§ **Provided records**
+ + +

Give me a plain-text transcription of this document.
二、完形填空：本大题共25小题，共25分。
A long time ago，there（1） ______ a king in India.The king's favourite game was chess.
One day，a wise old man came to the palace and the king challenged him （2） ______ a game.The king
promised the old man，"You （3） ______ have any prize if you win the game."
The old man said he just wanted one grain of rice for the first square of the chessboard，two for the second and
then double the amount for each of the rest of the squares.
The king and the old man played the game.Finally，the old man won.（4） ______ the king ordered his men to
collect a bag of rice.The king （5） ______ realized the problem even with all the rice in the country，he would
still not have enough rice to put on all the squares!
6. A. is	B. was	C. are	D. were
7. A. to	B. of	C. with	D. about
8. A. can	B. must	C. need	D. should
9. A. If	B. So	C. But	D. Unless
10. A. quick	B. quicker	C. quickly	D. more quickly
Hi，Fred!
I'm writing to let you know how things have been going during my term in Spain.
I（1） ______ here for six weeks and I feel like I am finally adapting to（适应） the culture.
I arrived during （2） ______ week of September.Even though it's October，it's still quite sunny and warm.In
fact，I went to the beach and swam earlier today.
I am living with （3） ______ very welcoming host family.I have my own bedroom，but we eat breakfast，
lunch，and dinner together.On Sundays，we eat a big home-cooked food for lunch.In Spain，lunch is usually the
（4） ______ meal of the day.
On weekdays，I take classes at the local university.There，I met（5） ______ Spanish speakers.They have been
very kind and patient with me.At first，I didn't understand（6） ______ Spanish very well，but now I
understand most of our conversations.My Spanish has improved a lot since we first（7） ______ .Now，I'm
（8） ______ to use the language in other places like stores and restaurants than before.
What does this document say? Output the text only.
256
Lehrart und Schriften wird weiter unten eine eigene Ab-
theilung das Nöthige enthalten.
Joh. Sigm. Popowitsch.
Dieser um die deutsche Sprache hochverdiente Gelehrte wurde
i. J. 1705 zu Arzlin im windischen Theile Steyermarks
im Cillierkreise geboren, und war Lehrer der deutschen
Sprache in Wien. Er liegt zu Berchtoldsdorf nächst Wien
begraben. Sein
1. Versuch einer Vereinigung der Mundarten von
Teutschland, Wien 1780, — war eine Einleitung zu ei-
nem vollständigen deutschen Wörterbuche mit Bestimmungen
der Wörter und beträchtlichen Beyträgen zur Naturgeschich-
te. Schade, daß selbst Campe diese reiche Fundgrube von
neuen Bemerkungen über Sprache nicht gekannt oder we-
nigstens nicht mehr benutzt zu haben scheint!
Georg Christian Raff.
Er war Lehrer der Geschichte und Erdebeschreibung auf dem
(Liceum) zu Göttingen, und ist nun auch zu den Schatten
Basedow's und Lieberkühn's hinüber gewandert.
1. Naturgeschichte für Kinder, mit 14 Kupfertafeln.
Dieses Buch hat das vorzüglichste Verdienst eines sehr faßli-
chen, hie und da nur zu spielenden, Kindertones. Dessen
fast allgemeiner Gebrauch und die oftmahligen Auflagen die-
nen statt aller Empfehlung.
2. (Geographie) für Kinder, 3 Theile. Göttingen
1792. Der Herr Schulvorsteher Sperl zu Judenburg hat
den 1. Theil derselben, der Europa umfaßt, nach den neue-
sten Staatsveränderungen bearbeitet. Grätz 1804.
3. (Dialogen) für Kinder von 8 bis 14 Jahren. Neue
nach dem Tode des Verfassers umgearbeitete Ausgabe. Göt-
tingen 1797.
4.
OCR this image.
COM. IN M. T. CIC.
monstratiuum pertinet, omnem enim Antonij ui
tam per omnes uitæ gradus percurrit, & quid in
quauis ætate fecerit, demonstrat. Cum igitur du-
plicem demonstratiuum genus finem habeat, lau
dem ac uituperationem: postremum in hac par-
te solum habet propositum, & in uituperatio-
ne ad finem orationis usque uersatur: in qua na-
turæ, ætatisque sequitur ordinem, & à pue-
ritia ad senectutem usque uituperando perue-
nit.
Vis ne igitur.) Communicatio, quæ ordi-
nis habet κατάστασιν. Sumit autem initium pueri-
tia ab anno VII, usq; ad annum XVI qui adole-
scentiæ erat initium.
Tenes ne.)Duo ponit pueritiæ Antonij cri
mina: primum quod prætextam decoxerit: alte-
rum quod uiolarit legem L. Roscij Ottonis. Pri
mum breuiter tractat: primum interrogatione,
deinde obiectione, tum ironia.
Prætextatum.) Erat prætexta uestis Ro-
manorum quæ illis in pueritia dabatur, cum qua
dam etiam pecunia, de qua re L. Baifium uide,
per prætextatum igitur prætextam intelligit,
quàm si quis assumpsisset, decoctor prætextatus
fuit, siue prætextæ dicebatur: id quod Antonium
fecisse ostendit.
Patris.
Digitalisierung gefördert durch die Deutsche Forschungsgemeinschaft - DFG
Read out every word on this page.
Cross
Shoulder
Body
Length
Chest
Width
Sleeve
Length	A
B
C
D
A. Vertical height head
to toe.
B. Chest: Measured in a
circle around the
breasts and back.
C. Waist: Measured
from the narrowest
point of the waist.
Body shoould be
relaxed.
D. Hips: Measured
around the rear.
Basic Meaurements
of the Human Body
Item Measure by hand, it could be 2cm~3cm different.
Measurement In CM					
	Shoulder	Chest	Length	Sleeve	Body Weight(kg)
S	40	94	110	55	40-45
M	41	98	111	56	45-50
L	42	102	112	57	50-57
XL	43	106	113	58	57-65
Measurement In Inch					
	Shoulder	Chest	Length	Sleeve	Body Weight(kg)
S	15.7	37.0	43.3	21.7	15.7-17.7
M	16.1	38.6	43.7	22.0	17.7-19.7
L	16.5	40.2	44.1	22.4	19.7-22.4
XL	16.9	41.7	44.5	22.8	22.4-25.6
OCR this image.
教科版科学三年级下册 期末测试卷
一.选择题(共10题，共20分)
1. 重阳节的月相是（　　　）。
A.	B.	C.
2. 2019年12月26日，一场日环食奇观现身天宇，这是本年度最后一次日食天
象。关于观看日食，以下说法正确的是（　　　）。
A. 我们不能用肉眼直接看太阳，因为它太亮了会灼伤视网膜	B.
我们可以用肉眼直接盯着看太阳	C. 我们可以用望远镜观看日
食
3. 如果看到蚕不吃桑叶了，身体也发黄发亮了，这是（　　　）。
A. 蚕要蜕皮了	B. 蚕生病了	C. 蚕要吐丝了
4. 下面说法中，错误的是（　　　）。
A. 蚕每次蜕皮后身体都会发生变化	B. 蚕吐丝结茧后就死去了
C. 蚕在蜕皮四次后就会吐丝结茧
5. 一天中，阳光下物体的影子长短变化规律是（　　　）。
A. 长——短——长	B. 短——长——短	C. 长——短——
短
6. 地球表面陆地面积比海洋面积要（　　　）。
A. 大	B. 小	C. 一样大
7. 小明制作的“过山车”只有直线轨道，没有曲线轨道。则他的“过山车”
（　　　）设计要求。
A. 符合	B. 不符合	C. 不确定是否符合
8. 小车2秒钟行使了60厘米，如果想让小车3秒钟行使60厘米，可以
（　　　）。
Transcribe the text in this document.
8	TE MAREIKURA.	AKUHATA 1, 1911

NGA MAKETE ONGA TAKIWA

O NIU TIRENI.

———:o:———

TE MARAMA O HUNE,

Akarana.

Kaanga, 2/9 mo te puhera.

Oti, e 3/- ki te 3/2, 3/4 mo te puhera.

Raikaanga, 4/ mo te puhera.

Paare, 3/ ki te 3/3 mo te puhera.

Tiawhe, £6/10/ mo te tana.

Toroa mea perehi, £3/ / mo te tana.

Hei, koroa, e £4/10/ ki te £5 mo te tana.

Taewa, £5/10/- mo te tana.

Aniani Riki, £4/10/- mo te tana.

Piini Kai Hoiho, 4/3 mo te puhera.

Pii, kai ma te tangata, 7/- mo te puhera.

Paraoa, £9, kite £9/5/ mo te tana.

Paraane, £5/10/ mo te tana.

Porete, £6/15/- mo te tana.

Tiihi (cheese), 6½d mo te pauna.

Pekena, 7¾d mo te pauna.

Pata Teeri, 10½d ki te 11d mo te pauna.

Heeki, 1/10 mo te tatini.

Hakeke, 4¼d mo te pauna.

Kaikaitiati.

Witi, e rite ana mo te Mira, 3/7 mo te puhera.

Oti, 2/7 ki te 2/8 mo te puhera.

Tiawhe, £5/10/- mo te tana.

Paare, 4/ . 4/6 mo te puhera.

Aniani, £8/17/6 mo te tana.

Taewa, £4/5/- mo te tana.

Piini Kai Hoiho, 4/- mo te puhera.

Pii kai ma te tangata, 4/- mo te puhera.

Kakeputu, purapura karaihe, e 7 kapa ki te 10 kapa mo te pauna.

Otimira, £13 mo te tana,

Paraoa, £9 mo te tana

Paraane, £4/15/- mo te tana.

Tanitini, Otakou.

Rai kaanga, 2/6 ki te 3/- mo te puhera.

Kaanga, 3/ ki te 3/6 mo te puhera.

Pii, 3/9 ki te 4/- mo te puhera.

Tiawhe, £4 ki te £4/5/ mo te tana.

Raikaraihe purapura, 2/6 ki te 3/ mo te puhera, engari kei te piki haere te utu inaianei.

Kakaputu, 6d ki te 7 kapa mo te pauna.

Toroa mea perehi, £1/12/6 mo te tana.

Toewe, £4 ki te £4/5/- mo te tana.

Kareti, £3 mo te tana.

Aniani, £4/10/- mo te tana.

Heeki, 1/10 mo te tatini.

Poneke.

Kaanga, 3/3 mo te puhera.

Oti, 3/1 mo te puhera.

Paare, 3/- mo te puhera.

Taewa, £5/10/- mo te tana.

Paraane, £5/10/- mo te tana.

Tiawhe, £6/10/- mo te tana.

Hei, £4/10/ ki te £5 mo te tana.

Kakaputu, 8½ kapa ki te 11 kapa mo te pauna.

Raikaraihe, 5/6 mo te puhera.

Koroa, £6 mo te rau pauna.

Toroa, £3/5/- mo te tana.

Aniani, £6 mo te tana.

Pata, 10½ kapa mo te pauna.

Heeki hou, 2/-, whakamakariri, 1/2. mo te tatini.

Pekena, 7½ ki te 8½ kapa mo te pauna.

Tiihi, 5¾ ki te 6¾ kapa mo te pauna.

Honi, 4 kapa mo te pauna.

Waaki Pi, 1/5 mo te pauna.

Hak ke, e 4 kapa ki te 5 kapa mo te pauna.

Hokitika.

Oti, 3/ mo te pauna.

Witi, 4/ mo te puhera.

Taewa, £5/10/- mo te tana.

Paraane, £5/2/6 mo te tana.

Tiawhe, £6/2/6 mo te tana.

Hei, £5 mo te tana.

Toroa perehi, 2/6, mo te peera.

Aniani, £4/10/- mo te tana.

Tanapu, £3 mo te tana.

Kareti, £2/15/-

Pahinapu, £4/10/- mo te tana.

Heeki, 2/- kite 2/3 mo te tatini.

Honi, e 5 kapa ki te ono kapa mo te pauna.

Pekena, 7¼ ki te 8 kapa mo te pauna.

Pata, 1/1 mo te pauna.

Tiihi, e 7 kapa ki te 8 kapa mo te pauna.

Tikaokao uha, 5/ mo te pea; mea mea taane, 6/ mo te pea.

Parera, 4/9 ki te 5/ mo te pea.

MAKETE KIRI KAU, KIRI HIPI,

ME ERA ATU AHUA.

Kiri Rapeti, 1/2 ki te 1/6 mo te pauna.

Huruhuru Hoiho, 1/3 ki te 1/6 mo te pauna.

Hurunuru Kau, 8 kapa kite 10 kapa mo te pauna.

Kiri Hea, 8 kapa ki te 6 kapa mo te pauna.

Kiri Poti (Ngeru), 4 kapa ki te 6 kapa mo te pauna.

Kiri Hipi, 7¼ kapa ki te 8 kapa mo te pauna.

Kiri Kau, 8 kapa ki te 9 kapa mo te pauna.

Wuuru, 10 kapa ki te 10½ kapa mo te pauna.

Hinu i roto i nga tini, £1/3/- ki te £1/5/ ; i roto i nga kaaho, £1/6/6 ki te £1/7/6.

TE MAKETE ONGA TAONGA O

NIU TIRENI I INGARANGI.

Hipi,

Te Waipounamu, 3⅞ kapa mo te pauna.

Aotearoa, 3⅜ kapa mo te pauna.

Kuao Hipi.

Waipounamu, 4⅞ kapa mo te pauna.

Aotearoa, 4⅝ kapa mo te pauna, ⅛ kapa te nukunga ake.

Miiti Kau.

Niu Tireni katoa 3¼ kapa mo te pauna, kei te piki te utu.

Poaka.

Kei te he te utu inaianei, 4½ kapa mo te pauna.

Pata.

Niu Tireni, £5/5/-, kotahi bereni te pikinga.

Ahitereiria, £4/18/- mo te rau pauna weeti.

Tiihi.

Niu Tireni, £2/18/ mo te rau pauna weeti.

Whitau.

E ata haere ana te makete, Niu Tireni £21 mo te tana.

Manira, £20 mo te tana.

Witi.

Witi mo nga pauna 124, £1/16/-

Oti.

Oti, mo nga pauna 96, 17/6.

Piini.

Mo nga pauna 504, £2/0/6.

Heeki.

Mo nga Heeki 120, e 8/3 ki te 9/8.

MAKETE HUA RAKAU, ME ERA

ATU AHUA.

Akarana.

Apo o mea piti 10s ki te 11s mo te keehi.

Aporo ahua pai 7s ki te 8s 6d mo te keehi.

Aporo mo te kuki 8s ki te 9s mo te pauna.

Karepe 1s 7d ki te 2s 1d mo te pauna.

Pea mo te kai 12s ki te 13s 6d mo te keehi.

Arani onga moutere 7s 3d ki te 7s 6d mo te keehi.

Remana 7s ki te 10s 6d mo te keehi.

+ + +

§ **Exercise**
Pick out all lines containing the string "haere".

§ **The solution**
Raikaraihe purapura, 2/6 ki te 3/ mo te puhera, engari kei te piki haere te utu inaianei.
E ata haere ana te makete, Niu Tireni £21 mo te tana.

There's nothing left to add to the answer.